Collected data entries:
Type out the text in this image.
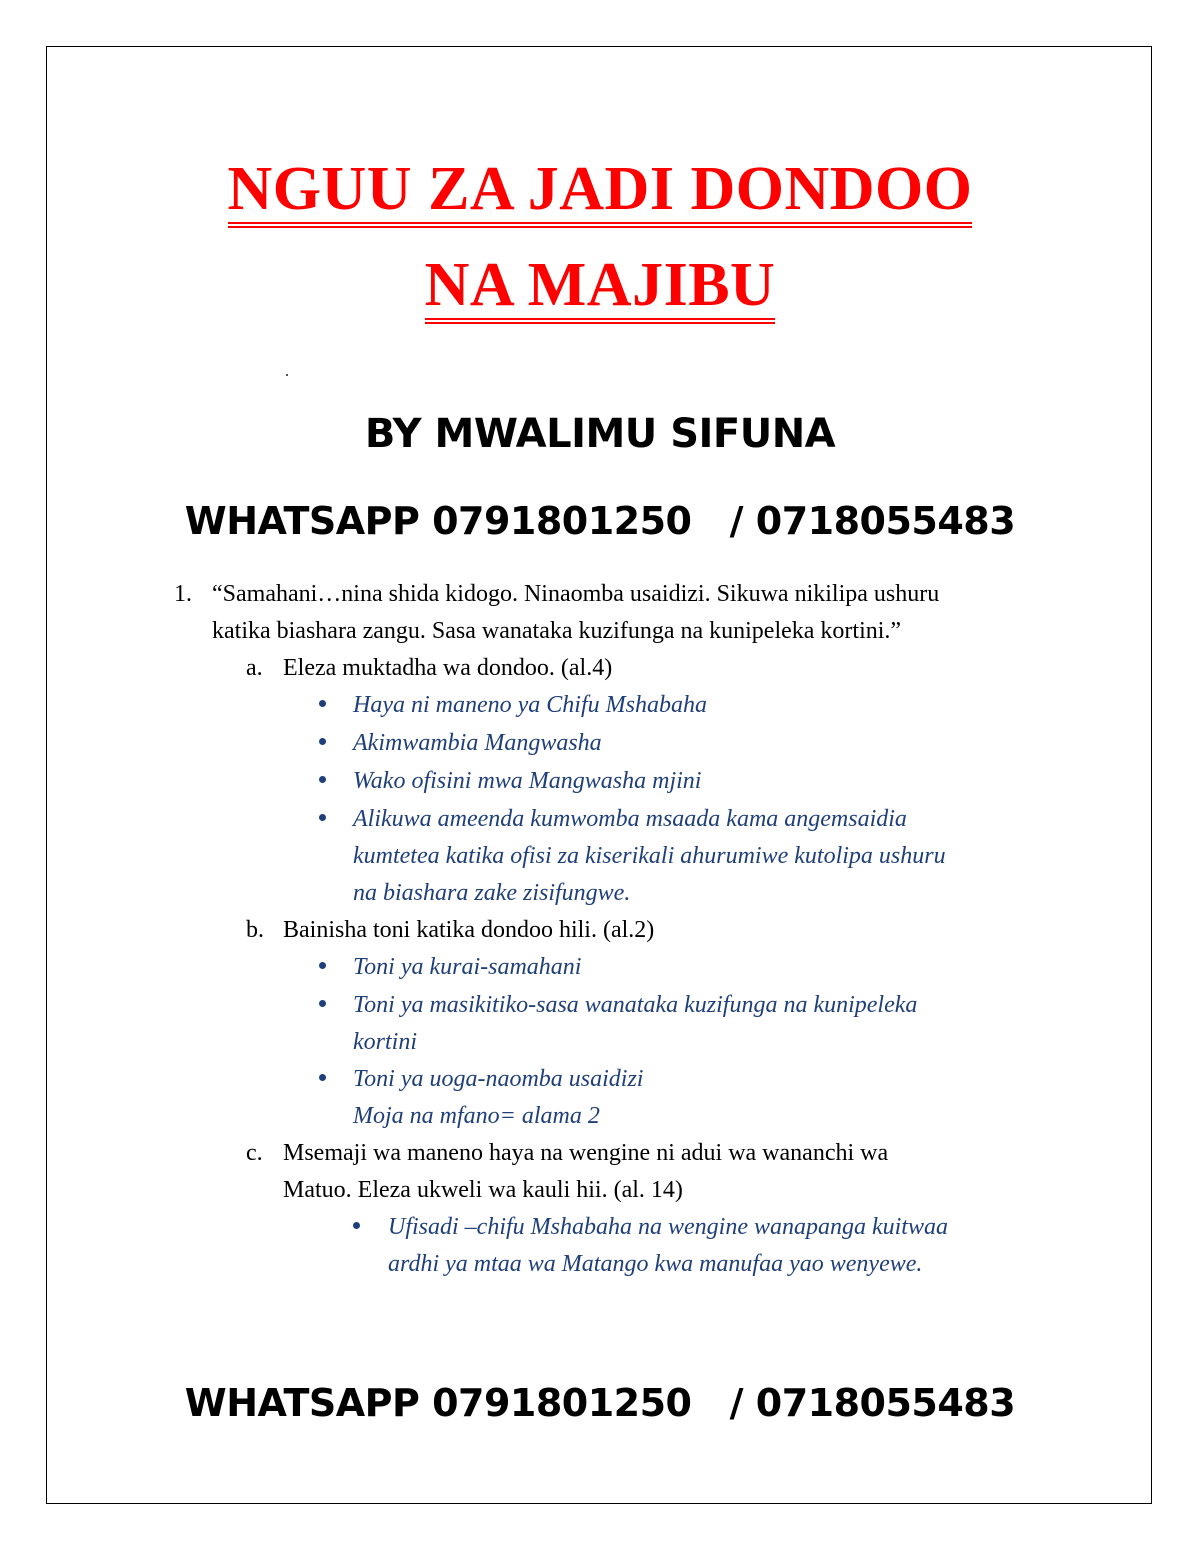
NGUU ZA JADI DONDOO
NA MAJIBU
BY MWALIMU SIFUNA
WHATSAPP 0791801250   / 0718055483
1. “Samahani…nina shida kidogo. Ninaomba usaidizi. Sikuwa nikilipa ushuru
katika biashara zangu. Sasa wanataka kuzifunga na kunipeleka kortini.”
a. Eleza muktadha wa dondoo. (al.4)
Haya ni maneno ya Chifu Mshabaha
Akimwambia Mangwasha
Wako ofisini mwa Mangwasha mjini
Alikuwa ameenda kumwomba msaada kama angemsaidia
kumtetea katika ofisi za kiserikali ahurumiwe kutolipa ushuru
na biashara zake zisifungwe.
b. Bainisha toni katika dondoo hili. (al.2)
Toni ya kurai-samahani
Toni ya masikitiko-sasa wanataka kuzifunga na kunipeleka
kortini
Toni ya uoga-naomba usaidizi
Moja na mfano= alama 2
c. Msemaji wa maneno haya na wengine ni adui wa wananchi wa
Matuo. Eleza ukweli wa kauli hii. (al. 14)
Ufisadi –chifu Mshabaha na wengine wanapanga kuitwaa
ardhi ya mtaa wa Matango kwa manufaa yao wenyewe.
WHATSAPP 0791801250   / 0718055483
--
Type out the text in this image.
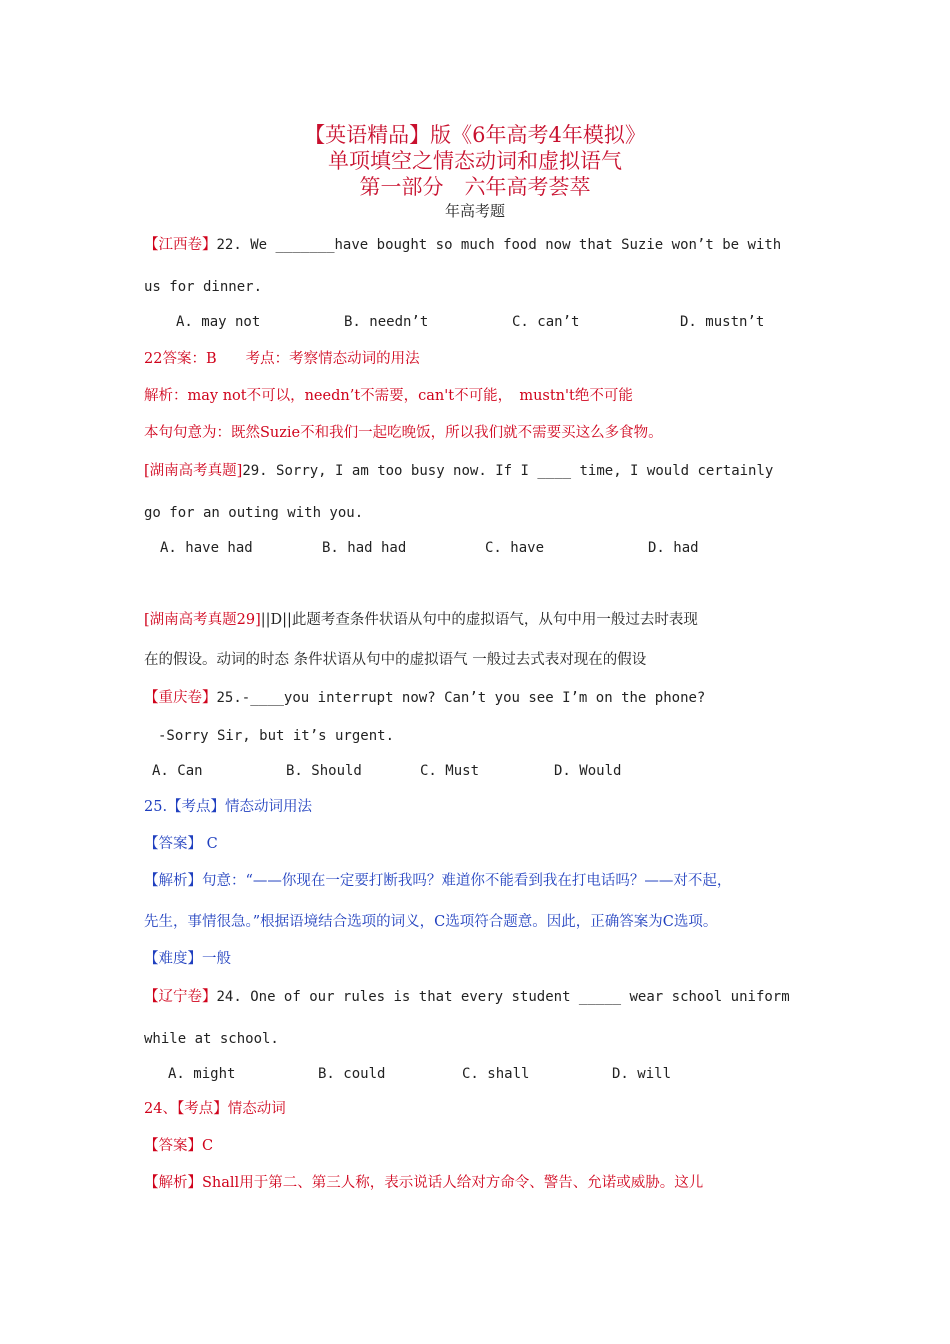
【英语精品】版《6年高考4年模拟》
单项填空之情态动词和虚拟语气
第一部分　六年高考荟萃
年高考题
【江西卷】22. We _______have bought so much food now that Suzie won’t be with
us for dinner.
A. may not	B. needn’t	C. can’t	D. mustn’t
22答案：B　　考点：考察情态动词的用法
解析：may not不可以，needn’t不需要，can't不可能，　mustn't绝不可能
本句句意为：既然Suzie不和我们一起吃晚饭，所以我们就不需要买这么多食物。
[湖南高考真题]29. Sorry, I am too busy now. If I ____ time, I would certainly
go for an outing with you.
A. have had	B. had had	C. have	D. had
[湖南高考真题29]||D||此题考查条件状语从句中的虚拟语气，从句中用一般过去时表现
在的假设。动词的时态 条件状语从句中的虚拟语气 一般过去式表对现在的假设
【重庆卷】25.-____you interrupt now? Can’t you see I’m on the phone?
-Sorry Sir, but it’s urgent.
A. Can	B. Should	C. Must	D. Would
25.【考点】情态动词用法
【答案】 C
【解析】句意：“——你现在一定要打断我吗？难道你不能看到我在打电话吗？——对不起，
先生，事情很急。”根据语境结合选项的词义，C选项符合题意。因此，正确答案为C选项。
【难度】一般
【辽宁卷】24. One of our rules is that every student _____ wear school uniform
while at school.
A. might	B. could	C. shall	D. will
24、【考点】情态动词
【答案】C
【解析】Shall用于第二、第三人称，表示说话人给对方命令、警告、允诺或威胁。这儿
--
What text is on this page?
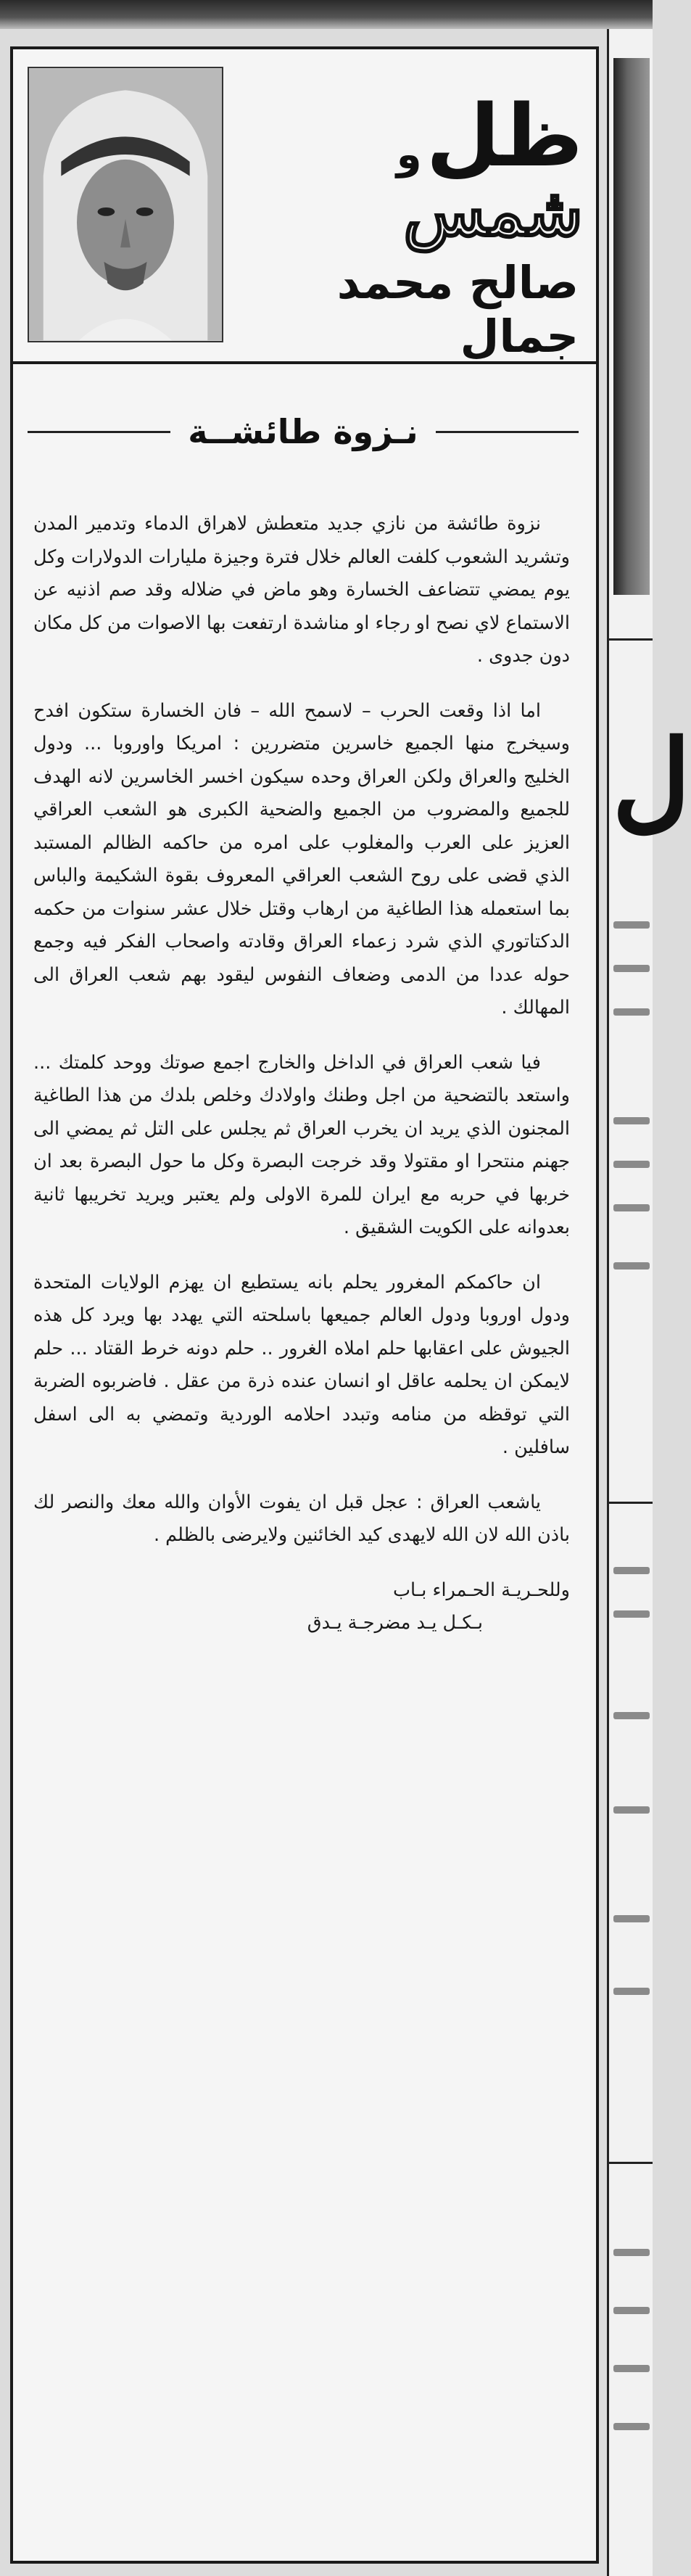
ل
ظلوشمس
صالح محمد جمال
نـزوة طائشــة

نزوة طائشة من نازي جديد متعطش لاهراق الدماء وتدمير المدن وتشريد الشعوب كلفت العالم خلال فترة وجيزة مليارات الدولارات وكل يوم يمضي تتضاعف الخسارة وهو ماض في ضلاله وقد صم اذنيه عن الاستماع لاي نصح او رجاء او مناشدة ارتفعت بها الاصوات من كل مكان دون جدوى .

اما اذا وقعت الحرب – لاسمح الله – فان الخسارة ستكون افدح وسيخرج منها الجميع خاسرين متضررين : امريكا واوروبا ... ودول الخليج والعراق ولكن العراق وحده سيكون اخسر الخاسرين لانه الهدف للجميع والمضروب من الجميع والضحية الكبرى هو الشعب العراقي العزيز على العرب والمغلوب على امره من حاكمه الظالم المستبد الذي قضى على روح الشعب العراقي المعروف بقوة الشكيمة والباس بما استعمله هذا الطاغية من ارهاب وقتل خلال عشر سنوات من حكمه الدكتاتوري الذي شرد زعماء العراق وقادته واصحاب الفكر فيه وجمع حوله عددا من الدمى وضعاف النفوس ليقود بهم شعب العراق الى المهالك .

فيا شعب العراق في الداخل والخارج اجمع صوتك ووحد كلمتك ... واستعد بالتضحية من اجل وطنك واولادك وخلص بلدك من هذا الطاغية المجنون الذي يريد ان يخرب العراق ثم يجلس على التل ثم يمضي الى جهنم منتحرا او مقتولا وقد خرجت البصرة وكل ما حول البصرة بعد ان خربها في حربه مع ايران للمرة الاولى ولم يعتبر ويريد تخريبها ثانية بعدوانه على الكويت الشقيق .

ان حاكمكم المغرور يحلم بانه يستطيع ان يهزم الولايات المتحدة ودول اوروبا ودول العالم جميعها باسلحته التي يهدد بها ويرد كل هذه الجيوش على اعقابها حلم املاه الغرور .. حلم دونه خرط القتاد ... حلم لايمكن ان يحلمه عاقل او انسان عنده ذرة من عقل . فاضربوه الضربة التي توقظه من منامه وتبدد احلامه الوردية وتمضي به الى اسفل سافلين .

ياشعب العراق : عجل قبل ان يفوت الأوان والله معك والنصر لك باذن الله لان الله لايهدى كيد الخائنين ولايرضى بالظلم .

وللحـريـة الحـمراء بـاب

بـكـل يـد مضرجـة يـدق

▶ [To do]:
What is the number of lines holding the word "الله"? State it alone.

▶ [Result for this exercise]:
2